To be done:
Copy out the stretch of the data from its first line through the line that contains "stat-value: 71 xyxy=(777,312,791,326)", reproducing each line without any change.

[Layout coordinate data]
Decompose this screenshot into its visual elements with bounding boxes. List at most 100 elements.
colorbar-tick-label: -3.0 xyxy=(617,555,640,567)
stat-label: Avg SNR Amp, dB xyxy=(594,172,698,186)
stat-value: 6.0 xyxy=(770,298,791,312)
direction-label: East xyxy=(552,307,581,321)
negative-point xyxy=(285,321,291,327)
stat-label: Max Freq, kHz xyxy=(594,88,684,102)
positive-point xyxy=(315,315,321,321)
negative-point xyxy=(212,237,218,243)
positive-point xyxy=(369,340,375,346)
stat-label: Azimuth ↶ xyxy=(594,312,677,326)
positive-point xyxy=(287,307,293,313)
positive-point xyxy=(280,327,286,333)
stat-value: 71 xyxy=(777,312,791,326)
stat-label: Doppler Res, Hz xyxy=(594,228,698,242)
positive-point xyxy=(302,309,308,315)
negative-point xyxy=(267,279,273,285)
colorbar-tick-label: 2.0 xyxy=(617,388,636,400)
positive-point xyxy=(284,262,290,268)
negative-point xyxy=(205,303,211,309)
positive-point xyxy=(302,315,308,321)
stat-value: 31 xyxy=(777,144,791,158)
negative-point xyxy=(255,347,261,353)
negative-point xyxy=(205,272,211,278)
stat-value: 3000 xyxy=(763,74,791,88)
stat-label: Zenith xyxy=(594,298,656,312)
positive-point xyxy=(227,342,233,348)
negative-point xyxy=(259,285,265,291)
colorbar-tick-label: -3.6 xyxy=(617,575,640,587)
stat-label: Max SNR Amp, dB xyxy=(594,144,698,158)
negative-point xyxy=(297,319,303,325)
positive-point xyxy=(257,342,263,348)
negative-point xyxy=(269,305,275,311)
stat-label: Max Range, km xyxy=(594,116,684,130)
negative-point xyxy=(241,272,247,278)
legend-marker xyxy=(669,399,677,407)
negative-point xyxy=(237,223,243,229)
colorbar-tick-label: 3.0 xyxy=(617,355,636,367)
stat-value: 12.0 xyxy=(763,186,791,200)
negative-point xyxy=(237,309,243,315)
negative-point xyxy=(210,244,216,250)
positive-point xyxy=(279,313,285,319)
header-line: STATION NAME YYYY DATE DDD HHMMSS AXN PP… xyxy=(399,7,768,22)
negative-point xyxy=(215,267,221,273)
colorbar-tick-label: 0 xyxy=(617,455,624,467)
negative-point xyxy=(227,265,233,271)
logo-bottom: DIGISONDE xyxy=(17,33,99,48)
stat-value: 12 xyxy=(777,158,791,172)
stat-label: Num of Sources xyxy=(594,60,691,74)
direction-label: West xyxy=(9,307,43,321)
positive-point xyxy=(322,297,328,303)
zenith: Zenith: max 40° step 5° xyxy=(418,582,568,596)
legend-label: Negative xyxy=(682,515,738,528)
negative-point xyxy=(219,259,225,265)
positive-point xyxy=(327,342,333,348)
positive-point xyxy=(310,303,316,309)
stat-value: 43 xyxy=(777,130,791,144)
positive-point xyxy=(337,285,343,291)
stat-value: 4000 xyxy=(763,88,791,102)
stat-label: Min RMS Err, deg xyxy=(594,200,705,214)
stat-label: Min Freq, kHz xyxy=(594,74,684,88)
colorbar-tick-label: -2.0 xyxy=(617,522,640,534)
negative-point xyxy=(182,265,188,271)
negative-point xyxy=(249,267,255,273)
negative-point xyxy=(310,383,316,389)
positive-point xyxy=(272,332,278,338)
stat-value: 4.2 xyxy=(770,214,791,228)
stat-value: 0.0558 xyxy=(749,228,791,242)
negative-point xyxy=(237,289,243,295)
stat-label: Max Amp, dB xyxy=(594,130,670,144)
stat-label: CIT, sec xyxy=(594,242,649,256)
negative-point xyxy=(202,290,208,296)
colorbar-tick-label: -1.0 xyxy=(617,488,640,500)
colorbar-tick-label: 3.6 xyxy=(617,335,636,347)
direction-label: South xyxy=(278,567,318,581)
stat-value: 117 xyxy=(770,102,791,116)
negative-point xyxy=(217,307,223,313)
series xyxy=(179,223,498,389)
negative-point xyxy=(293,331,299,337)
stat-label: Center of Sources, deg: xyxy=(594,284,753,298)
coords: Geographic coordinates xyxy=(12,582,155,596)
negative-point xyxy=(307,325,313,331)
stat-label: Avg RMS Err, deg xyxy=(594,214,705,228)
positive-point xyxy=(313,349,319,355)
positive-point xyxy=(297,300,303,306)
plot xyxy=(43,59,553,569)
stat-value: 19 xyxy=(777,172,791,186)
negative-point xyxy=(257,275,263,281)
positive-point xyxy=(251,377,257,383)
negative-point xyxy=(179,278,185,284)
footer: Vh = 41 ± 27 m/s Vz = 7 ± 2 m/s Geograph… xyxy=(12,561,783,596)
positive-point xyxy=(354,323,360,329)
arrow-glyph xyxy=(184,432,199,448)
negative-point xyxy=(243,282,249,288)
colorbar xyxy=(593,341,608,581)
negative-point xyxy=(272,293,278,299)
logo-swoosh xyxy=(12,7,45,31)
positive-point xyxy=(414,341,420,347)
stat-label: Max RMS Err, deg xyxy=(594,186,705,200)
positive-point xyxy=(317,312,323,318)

Answer to the exercise:
Decompose this screenshot into its visual elements with bounding boxes. List at most 100 elements.
colorbar-tick-label: -3.0 xyxy=(617,555,640,567)
stat-label: Avg SNR Amp, dB xyxy=(594,172,698,186)
stat-value: 6.0 xyxy=(770,298,791,312)
direction-label: East xyxy=(552,307,581,321)
negative-point xyxy=(285,321,291,327)
stat-label: Max Freq, kHz xyxy=(594,88,684,102)
positive-point xyxy=(315,315,321,321)
negative-point xyxy=(212,237,218,243)
positive-point xyxy=(369,340,375,346)
stat-label: Azimuth ↶ xyxy=(594,312,677,326)
positive-point xyxy=(287,307,293,313)
positive-point xyxy=(280,327,286,333)
stat-value: 71 xyxy=(777,312,791,326)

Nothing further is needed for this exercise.